* **WHAT IS EXPECTED**: Locate the string "調整範囲" throughout the material and copy every line in which it occurs.

_ _ _ _ _ _ _

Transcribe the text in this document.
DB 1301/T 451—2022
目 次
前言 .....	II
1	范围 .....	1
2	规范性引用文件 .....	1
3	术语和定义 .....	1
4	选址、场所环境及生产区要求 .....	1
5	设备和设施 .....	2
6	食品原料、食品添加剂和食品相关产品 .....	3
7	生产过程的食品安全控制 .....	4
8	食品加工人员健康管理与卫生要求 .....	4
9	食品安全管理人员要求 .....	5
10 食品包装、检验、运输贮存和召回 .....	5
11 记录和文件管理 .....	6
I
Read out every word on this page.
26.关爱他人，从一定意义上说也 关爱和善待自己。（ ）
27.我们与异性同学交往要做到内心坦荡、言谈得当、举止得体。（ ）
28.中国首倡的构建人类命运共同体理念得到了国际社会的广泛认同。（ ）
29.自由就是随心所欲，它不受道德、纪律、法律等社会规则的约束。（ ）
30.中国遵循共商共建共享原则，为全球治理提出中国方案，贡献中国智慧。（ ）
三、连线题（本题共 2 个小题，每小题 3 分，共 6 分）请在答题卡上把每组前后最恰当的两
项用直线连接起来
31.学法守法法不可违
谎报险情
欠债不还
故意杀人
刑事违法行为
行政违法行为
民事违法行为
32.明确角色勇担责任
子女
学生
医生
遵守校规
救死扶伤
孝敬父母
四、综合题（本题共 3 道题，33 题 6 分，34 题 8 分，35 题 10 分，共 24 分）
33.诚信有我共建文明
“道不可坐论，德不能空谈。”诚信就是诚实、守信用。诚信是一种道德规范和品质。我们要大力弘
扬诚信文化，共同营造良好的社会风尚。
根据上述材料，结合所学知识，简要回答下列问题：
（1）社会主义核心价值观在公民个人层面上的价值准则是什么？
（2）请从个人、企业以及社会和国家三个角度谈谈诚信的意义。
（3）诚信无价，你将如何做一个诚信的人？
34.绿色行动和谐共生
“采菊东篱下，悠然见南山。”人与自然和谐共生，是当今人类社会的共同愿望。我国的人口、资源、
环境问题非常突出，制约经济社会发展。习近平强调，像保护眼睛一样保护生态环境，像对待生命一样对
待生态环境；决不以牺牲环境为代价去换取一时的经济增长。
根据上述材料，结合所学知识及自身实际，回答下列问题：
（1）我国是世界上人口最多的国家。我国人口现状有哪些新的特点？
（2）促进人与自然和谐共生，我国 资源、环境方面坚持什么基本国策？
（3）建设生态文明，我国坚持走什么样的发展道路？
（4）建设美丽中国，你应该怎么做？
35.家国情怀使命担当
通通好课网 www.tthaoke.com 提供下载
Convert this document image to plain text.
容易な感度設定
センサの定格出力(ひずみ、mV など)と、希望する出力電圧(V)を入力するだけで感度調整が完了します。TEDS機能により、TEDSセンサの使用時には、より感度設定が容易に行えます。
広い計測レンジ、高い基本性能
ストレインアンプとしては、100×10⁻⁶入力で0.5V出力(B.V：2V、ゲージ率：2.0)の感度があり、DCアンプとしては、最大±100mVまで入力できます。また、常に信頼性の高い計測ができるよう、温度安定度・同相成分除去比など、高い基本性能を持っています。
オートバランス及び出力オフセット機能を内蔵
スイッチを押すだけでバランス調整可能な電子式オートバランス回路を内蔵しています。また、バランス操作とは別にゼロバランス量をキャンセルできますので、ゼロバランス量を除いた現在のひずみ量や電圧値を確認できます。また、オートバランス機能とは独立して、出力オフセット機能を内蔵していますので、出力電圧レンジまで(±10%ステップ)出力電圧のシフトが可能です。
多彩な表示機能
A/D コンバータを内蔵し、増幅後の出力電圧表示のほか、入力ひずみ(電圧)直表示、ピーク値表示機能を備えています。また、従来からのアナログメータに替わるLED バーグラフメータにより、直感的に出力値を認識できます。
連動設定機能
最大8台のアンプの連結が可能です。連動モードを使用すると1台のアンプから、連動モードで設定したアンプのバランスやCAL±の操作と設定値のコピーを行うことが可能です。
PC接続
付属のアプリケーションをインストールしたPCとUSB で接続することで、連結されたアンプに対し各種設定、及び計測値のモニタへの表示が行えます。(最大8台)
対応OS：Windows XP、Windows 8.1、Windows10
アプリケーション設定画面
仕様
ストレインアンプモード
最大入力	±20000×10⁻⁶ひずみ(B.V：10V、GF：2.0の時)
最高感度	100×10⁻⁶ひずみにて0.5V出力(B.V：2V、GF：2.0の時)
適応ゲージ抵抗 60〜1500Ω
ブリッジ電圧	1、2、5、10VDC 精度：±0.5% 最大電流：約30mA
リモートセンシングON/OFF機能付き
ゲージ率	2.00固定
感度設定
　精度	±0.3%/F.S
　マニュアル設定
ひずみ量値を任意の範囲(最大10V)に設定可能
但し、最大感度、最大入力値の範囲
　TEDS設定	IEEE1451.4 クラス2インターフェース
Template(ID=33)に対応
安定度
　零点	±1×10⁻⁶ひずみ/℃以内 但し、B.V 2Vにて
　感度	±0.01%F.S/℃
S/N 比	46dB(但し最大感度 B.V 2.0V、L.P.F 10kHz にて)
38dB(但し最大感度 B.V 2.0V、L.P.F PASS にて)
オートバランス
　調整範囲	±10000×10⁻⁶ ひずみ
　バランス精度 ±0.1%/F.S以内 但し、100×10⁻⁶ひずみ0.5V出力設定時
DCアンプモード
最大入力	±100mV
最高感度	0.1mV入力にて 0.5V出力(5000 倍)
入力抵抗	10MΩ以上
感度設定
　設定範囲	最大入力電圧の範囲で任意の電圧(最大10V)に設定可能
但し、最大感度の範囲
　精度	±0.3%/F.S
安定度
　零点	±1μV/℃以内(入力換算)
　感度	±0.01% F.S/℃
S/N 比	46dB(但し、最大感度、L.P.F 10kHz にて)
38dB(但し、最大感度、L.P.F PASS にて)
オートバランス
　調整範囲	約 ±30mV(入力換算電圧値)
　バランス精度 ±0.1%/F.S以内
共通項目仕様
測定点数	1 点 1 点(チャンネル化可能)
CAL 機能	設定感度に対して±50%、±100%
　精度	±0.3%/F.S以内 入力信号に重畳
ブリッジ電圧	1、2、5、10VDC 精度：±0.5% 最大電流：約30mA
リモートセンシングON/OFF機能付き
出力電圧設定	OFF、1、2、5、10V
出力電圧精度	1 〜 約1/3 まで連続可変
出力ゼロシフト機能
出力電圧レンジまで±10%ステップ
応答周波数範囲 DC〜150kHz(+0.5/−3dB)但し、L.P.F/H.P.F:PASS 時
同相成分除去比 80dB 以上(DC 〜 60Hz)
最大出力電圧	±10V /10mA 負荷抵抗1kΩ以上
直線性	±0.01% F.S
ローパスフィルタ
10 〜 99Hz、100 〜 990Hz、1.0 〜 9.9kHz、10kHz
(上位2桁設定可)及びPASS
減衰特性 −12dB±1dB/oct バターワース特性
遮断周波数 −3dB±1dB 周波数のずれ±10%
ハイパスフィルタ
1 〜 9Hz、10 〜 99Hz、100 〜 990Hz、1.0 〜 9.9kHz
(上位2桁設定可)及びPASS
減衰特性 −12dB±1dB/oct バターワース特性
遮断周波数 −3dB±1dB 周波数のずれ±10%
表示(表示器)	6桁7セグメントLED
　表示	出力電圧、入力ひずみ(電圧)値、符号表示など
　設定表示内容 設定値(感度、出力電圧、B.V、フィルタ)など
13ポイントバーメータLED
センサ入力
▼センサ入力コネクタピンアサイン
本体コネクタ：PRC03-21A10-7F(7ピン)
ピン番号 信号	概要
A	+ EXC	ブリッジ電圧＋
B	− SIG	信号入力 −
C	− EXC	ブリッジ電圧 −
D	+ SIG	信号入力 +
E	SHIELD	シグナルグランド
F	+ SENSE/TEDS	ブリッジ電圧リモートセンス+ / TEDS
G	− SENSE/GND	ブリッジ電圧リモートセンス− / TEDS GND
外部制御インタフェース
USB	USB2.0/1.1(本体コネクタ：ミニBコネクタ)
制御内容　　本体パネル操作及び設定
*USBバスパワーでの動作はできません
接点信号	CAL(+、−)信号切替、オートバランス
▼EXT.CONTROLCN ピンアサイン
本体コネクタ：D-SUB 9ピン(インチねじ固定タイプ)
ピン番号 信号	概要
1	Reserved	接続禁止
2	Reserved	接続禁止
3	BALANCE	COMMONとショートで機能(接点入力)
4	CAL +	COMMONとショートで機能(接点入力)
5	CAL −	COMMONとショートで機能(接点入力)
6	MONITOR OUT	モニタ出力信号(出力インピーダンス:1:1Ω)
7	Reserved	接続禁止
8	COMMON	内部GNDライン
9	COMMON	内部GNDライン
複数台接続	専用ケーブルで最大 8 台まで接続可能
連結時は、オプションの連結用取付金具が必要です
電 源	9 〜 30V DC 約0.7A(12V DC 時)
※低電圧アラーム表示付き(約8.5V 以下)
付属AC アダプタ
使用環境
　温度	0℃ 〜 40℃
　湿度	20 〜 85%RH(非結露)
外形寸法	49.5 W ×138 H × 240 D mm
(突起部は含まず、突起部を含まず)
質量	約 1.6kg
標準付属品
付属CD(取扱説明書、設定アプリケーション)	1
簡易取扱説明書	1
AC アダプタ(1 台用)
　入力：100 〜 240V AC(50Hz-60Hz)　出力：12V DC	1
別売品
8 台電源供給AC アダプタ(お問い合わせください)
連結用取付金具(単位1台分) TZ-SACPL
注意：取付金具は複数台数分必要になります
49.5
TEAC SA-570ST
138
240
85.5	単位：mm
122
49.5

_ _ _ _ _ _ _

* **SOLUTION FOR THIS EXERCISE**:
　調整範囲	±10000×10⁻⁶ ひずみ
　調整範囲	約 ±30mV(入力換算電圧値)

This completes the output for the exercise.